DATASET —
■ ■ ■ ■ ■ ■ ■

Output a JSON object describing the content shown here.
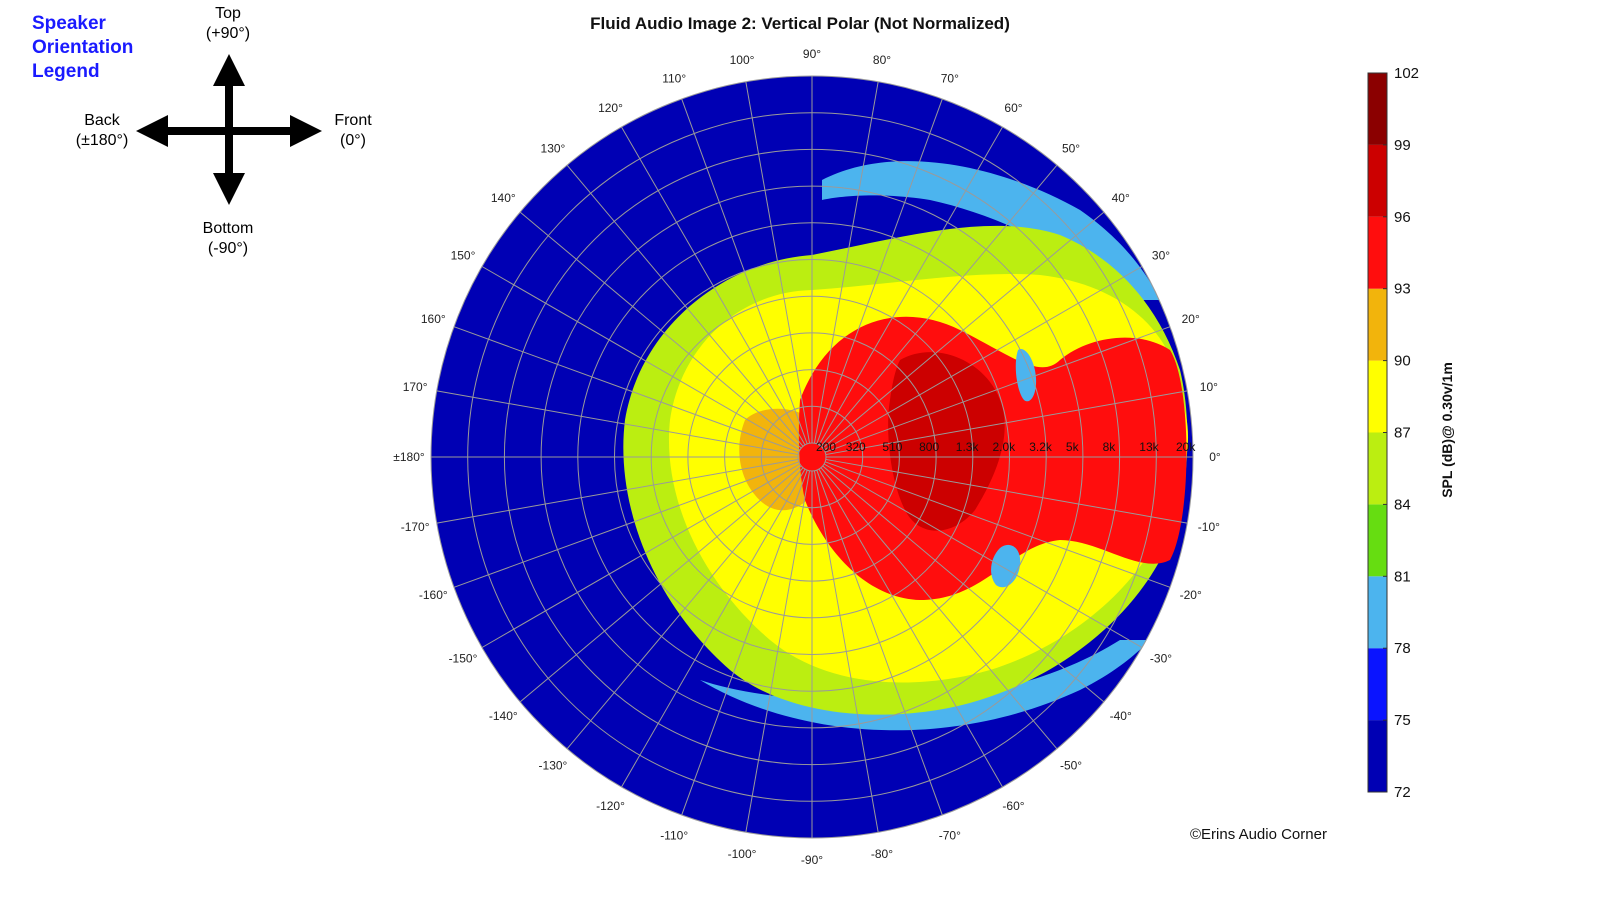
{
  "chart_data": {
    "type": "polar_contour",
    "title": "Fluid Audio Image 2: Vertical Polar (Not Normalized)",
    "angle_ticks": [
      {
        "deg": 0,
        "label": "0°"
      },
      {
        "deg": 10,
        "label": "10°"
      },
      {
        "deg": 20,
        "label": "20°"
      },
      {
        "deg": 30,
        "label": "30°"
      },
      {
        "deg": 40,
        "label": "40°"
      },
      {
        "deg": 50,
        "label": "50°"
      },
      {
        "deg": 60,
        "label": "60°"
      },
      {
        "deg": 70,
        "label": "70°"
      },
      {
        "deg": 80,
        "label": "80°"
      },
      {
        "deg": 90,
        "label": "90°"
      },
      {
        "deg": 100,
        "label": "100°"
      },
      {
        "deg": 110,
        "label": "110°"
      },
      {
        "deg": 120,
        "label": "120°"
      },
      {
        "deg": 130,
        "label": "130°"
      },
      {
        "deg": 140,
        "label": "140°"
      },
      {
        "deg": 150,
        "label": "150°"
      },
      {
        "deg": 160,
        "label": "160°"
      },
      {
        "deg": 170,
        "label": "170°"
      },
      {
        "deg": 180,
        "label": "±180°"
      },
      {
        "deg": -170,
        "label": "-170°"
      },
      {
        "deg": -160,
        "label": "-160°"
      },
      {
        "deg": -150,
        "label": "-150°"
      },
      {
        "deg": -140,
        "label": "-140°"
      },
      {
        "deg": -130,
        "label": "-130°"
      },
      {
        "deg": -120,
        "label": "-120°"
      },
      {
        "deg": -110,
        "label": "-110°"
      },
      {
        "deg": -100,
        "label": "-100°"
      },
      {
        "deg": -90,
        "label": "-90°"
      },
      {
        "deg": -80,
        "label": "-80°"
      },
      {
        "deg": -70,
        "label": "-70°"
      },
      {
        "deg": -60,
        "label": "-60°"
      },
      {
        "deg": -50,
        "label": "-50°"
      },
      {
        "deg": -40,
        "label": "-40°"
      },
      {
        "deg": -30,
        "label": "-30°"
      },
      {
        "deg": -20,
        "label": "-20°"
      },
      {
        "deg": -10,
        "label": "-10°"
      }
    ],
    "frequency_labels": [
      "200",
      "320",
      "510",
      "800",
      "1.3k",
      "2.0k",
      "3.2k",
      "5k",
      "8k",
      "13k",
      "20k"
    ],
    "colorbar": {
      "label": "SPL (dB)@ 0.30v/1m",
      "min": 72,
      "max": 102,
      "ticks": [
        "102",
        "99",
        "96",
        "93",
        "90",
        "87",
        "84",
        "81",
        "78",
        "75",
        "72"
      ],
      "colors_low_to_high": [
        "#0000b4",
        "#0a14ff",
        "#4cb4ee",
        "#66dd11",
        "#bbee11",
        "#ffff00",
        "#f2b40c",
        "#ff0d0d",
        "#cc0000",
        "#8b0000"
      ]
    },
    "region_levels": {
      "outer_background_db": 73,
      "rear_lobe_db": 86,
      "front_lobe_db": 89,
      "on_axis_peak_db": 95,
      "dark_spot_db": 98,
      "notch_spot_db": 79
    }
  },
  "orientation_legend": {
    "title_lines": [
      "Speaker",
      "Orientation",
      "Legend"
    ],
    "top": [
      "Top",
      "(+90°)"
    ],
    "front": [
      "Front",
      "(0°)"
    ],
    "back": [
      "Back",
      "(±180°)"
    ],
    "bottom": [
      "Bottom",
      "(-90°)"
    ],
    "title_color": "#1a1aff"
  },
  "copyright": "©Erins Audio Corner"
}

■ ■ ■ ■ ■ ■ ■

WHAT THIS TASK INVOLVES — Quote all of the entries word for word, omitting any pictures.

SOLVED PROBLEM —
Output a JSON object describing the content shown here.
{
  "chart_data": {
    "type": "polar_contour",
    "title": "Fluid Audio Image 2: Vertical Polar (Not Normalized)",
    "angle_ticks": [
      {
        "deg": 0,
        "label": "0°"
      },
      {
        "deg": 10,
        "label": "10°"
      },
      {
        "deg": 20,
        "label": "20°"
      },
      {
        "deg": 30,
        "label": "30°"
      },
      {
        "deg": 40,
        "label": "40°"
      },
      {
        "deg": 50,
        "label": "50°"
      },
      {
        "deg": 60,
        "label": "60°"
      },
      {
        "deg": 70,
        "label": "70°"
      },
      {
        "deg": 80,
        "label": "80°"
      },
      {
        "deg": 90,
        "label": "90°"
      },
      {
        "deg": 100,
        "label": "100°"
      },
      {
        "deg": 110,
        "label": "110°"
      },
      {
        "deg": 120,
        "label": "120°"
      },
      {
        "deg": 130,
        "label": "130°"
      },
      {
        "deg": 140,
        "label": "140°"
      },
      {
        "deg": 150,
        "label": "150°"
      },
      {
        "deg": 160,
        "label": "160°"
      },
      {
        "deg": 170,
        "label": "170°"
      },
      {
        "deg": 180,
        "label": "±180°"
      },
      {
        "deg": -170,
        "label": "-170°"
      },
      {
        "deg": -160,
        "label": "-160°"
      },
      {
        "deg": -150,
        "label": "-150°"
      },
      {
        "deg": -140,
        "label": "-140°"
      },
      {
        "deg": -130,
        "label": "-130°"
      },
      {
        "deg": -120,
        "label": "-120°"
      },
      {
        "deg": -110,
        "label": "-110°"
      },
      {
        "deg": -100,
        "label": "-100°"
      },
      {
        "deg": -90,
        "label": "-90°"
      },
      {
        "deg": -80,
        "label": "-80°"
      },
      {
        "deg": -70,
        "label": "-70°"
      },
      {
        "deg": -60,
        "label": "-60°"
      },
      {
        "deg": -50,
        "label": "-50°"
      },
      {
        "deg": -40,
        "label": "-40°"
      },
      {
        "deg": -30,
        "label": "-30°"
      },
      {
        "deg": -20,
        "label": "-20°"
      },
      {
        "deg": -10,
        "label": "-10°"
      }
    ],
    "frequency_labels": [
      "200",
      "320",
      "510",
      "800",
      "1.3k",
      "2.0k",
      "3.2k",
      "5k",
      "8k",
      "13k",
      "20k"
    ],
    "colorbar": {
      "label": "SPL (dB)@ 0.30v/1m",
      "min": 72,
      "max": 102,
      "ticks": [
        "102",
        "99",
        "96",
        "93",
        "90",
        "87",
        "84",
        "81",
        "78",
        "75",
        "72"
      ],
      "colors_low_to_high": [
        "#0000b4",
        "#0a14ff",
        "#4cb4ee",
        "#66dd11",
        "#bbee11",
        "#ffff00",
        "#f2b40c",
        "#ff0d0d",
        "#cc0000",
        "#8b0000"
      ]
    },
    "region_levels": {
      "outer_background_db": 73,
      "rear_lobe_db": 86,
      "front_lobe_db": 89,
      "on_axis_peak_db": 95,
      "dark_spot_db": 98,
      "notch_spot_db": 79
    }
  },
  "orientation_legend": {
    "title_lines": [
      "Speaker",
      "Orientation",
      "Legend"
    ],
    "top": [
      "Top",
      "(+90°)"
    ],
    "front": [
      "Front",
      "(0°)"
    ],
    "back": [
      "Back",
      "(±180°)"
    ],
    "bottom": [
      "Bottom",
      "(-90°)"
    ],
    "title_color": "#1a1aff"
  },
  "copyright": "©Erins Audio Corner"
}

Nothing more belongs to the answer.